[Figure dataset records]

┌──

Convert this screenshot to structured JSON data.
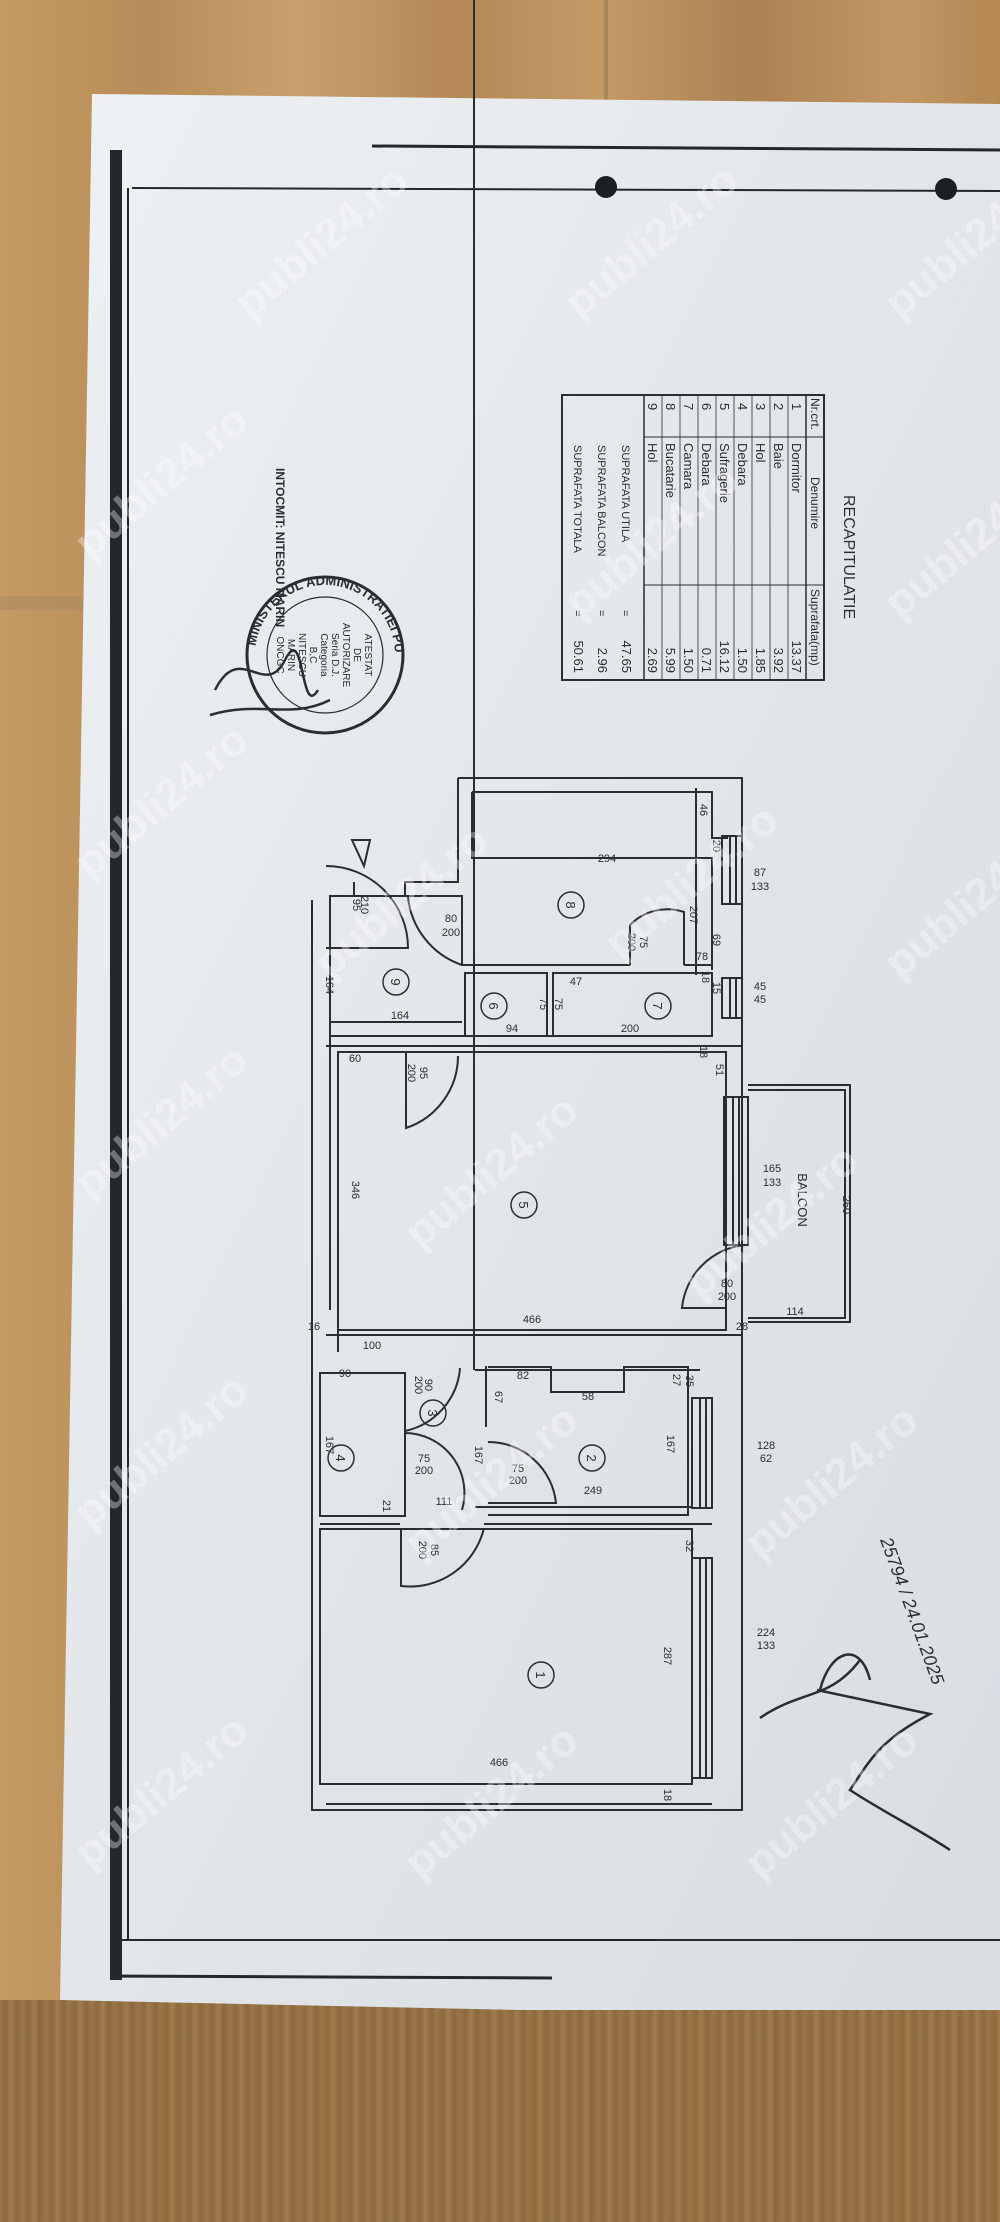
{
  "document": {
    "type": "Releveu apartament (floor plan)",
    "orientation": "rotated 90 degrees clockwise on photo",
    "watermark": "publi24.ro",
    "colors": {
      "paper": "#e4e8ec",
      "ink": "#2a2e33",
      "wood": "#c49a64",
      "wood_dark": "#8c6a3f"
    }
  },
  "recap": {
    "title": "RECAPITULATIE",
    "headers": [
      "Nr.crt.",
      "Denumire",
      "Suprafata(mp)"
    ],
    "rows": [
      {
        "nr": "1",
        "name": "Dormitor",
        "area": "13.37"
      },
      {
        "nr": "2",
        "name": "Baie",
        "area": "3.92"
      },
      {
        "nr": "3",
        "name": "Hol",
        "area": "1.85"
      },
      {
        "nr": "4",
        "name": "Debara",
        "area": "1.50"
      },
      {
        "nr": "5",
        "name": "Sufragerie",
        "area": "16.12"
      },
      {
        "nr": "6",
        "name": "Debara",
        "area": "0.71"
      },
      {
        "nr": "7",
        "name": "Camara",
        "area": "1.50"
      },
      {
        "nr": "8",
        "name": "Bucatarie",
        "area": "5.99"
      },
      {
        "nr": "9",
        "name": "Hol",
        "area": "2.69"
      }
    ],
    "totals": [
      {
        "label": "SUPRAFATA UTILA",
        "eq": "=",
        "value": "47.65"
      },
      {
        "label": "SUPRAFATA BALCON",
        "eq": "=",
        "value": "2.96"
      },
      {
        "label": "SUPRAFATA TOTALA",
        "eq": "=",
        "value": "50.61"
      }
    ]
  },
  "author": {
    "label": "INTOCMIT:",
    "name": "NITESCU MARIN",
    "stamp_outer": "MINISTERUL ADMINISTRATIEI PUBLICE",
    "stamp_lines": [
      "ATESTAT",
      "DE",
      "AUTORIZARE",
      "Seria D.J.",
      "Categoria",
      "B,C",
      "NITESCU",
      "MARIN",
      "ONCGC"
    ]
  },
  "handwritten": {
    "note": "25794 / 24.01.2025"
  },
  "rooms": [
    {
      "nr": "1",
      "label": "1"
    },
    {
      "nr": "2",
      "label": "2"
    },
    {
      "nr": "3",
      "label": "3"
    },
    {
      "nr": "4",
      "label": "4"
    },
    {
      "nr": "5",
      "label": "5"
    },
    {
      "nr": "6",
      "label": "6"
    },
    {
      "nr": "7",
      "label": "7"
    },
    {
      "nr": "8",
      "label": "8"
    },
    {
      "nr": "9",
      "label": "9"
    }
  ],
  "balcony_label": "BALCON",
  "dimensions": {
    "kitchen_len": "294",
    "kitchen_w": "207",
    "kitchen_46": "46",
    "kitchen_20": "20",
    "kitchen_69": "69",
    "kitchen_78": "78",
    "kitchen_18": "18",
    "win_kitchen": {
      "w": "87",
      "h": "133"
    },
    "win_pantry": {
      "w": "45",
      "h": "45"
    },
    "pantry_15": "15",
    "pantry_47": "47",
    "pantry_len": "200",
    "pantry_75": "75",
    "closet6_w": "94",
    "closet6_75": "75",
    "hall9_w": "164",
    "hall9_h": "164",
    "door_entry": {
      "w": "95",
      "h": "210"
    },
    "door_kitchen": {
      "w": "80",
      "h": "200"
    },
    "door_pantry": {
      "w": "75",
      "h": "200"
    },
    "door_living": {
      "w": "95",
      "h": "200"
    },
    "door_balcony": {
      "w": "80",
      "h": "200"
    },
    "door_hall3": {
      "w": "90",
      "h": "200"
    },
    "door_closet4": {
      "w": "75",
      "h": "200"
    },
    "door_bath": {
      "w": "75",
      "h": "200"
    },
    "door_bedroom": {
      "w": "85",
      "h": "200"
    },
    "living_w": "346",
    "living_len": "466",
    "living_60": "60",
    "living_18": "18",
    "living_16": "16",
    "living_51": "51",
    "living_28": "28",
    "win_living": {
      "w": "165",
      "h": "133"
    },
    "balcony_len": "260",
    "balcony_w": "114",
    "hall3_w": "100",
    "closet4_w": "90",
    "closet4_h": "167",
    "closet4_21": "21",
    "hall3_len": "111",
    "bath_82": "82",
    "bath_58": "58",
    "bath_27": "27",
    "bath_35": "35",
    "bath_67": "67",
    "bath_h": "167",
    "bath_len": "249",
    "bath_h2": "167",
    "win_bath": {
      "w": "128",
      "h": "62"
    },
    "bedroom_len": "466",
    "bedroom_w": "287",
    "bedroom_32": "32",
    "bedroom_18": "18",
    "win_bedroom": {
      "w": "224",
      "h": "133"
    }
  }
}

└──
┌──

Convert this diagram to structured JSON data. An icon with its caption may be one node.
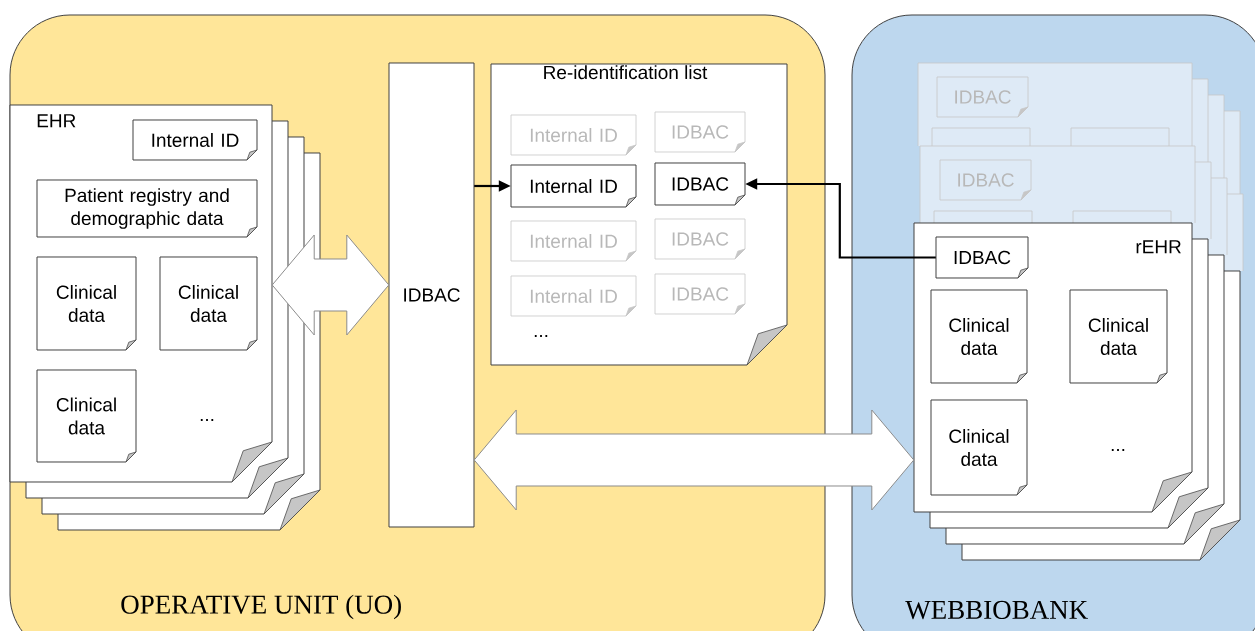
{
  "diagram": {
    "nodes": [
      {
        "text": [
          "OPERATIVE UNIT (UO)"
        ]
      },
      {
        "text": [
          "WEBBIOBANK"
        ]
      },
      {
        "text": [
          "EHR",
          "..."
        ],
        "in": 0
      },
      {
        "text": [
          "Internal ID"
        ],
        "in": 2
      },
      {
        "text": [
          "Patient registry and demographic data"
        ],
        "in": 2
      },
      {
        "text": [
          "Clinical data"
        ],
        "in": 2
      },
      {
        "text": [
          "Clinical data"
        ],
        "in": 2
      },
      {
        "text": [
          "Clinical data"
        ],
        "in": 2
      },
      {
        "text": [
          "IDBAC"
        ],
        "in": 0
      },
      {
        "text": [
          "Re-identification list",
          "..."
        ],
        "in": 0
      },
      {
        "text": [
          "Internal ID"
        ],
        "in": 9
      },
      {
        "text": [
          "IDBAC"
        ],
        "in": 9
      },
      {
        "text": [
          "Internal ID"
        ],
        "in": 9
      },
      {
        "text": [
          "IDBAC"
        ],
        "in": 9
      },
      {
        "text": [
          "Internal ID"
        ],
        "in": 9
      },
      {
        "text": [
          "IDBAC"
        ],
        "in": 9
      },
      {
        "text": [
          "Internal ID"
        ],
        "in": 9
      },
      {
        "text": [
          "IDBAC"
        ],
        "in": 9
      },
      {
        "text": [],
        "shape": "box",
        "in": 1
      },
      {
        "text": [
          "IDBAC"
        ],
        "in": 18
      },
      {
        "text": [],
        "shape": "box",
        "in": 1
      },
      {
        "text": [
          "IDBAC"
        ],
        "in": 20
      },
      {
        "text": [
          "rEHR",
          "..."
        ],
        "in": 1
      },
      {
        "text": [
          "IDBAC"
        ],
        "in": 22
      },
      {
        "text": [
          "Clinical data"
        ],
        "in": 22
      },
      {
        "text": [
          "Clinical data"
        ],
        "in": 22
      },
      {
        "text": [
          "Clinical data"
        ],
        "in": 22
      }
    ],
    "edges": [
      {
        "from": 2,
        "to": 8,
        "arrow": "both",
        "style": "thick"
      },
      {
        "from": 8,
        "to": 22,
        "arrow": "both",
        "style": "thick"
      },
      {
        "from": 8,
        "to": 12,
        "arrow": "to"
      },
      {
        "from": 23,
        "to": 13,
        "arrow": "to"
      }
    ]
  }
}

└──

▶ [Given exercise] Each line containing "Convert" counts once; state the total number of such lines and nothing else.

▶ [The solution] 2